:: Objective ::
Track down every line below that holds "Fluorescence" and copy it.
+===+
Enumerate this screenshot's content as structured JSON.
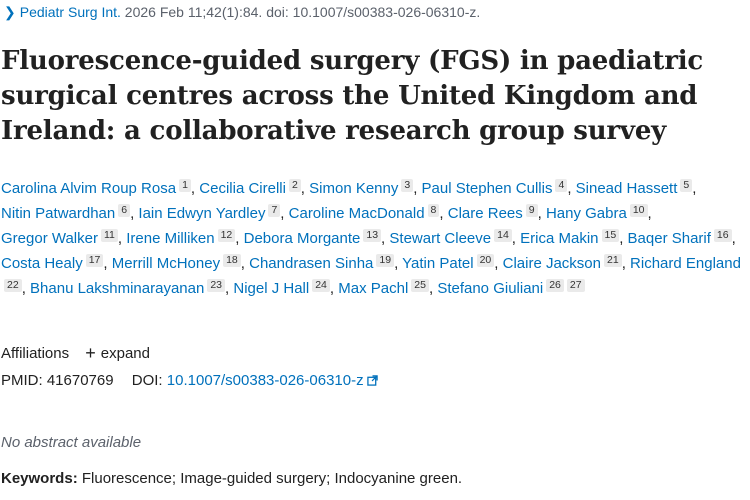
{
  "citation": {
    "journal": "Pediatr Surg Int.",
    "details": "2026 Feb 11;42(1):84. doi: 10.1007/s00383-026-06310-z."
  },
  "title": "Fluorescence-guided surgery (FGS) in paediatric surgical centres across the United Kingdom and Ireland: a collaborative research group survey",
  "authors": [
    {
      "name": "Carolina Alvim Roup Rosa",
      "sups": [
        "1"
      ]
    },
    {
      "name": "Cecilia Cirelli",
      "sups": [
        "2"
      ]
    },
    {
      "name": "Simon Kenny",
      "sups": [
        "3"
      ]
    },
    {
      "name": "Paul Stephen Cullis",
      "sups": [
        "4"
      ]
    },
    {
      "name": "Sinead Hassett",
      "sups": [
        "5"
      ]
    },
    {
      "name": "Nitin Patwardhan",
      "sups": [
        "6"
      ]
    },
    {
      "name": "Iain Edwyn Yardley",
      "sups": [
        "7"
      ]
    },
    {
      "name": "Caroline MacDonald",
      "sups": [
        "8"
      ]
    },
    {
      "name": "Clare Rees",
      "sups": [
        "9"
      ]
    },
    {
      "name": "Hany Gabra",
      "sups": [
        "10"
      ]
    },
    {
      "name": "Gregor Walker",
      "sups": [
        "11"
      ]
    },
    {
      "name": "Irene Milliken",
      "sups": [
        "12"
      ]
    },
    {
      "name": "Debora Morgante",
      "sups": [
        "13"
      ]
    },
    {
      "name": "Stewart Cleeve",
      "sups": [
        "14"
      ]
    },
    {
      "name": "Erica Makin",
      "sups": [
        "15"
      ]
    },
    {
      "name": "Baqer Sharif",
      "sups": [
        "16"
      ]
    },
    {
      "name": "Costa Healy",
      "sups": [
        "17"
      ]
    },
    {
      "name": "Merrill McHoney",
      "sups": [
        "18"
      ]
    },
    {
      "name": "Chandrasen Sinha",
      "sups": [
        "19"
      ]
    },
    {
      "name": "Yatin Patel",
      "sups": [
        "20"
      ]
    },
    {
      "name": "Claire Jackson",
      "sups": [
        "21"
      ]
    },
    {
      "name": "Richard England",
      "sups": [
        "22"
      ]
    },
    {
      "name": "Bhanu Lakshminarayanan",
      "sups": [
        "23"
      ]
    },
    {
      "name": "Nigel J Hall",
      "sups": [
        "24"
      ]
    },
    {
      "name": "Max Pachl",
      "sups": [
        "25"
      ]
    },
    {
      "name": "Stefano Giuliani",
      "sups": [
        "26",
        "27"
      ]
    }
  ],
  "affiliations": {
    "label": "Affiliations",
    "expand_label": "expand"
  },
  "ids": {
    "pmid_label": "PMID:",
    "pmid": "41670769",
    "doi_label": "DOI:",
    "doi": "10.1007/s00383-026-06310-z"
  },
  "abstract_note": "No abstract available",
  "keywords": {
    "label": "Keywords:",
    "text": "Fluorescence; Image-guided surgery; Indocyanine green."
  },
  "colors": {
    "link": "#0071bc",
    "text": "#212121",
    "muted": "#5b616b"
  }
}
+===+
:: Solution to this exercise ::
  "title": "Fluorescence-guided surgery (FGS) in paediatric surgical centres across the United Kingdom and Ireland: a collaborative research group survey",
    "text": "Fluorescence; Image-guided surgery; Indocyanine green."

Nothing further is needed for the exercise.